**CHALLENGE**
Collect all lines from the records below that include the word "this".

(Figure content listings)
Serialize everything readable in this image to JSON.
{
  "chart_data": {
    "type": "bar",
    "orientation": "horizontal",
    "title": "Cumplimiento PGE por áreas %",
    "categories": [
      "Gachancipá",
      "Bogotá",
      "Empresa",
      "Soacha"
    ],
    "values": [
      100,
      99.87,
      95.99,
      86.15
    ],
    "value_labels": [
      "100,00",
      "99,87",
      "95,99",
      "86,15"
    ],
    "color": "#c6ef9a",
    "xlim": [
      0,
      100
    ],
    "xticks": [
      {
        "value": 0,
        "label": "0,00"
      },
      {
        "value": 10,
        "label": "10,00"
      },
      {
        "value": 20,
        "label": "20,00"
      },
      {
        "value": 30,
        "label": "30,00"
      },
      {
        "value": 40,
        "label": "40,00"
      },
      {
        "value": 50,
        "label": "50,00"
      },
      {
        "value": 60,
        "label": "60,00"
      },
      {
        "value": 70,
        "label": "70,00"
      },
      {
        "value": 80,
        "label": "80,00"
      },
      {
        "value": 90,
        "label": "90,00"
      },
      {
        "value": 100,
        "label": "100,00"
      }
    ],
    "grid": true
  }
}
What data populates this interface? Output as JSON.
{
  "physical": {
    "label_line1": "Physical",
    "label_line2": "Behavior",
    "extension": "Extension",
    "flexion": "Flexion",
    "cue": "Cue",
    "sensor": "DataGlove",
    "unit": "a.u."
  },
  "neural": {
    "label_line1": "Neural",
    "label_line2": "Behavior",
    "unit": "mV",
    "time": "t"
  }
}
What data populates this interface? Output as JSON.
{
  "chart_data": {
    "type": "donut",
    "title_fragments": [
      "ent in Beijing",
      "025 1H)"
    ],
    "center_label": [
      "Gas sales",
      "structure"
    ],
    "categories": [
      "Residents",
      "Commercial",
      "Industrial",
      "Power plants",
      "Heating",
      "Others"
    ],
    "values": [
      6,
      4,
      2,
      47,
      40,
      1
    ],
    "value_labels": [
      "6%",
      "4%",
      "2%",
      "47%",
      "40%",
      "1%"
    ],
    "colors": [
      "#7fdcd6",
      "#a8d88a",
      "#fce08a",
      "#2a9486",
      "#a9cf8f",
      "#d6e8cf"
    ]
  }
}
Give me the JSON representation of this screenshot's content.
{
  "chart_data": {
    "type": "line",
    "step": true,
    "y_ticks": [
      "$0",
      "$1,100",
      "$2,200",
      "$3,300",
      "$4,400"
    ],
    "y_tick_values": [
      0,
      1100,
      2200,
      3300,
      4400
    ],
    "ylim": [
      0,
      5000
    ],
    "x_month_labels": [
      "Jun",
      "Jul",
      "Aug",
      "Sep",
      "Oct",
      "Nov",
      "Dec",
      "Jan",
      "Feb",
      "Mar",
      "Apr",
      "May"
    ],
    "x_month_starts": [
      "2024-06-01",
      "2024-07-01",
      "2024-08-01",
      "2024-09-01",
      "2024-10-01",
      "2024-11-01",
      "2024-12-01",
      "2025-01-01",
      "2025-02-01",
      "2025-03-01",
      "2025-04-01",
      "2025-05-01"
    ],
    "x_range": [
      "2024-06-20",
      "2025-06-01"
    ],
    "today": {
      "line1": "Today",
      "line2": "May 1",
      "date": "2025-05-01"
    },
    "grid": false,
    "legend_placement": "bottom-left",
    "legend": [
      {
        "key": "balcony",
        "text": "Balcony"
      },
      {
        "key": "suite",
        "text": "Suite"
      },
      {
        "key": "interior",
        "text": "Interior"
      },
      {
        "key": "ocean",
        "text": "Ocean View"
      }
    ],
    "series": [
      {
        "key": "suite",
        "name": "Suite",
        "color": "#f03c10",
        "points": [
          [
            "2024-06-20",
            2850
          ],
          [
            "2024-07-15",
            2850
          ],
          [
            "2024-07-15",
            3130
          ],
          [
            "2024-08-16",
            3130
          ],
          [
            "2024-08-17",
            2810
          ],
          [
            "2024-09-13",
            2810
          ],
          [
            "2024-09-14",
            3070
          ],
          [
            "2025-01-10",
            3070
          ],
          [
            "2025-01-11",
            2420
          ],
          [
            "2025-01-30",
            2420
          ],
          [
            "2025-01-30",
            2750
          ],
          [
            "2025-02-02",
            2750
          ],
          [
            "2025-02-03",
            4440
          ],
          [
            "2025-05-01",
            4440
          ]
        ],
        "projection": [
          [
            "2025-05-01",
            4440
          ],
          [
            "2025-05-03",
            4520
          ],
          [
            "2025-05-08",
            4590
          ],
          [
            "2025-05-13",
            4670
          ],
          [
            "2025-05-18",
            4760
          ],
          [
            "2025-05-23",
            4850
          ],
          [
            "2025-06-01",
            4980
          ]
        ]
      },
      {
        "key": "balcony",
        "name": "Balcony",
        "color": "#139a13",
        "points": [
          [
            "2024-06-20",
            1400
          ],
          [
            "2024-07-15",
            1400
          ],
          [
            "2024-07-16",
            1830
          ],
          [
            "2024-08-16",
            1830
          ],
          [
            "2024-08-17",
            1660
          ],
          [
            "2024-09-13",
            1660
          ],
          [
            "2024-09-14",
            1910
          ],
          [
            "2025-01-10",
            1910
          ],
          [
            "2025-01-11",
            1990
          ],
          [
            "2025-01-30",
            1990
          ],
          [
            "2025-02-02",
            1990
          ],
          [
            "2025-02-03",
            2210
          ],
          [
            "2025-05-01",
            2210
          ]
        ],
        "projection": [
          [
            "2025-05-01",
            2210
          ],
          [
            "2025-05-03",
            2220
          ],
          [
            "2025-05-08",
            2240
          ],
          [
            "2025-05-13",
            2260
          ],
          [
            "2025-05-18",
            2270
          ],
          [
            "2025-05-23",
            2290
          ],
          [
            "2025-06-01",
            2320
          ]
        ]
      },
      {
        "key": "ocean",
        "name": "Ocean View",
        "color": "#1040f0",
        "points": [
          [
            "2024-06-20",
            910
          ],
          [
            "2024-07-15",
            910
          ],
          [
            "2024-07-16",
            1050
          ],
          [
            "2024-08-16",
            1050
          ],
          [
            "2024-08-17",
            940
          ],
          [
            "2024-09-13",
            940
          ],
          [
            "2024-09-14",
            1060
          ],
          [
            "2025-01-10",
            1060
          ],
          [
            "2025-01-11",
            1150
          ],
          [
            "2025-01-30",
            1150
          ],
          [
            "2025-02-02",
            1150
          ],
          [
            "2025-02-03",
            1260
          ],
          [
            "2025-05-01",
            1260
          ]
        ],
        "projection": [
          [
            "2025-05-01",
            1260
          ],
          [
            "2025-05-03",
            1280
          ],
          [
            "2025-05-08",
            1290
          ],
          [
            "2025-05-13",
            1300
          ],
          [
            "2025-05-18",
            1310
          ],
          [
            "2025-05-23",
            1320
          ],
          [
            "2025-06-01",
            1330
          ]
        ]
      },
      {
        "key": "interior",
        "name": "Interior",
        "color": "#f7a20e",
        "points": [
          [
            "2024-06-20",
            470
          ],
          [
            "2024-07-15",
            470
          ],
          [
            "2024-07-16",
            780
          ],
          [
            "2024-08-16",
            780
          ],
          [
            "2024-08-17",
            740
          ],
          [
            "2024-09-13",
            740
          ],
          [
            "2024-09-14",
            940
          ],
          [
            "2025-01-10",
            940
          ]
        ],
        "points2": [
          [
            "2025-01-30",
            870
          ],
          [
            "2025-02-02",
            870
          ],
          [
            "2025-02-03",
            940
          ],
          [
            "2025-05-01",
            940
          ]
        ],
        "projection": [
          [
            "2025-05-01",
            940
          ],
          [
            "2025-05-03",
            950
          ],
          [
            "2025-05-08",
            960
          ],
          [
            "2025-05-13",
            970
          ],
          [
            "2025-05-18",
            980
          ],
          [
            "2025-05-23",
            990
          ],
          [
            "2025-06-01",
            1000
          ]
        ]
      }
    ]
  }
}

**THE REPLY**
Serialize everything readable in this image to JSON.
What data populates this interface? Output as JSON.
What data populates this interface? Output as JSON.
Give me the JSON representation of this screenshot's content.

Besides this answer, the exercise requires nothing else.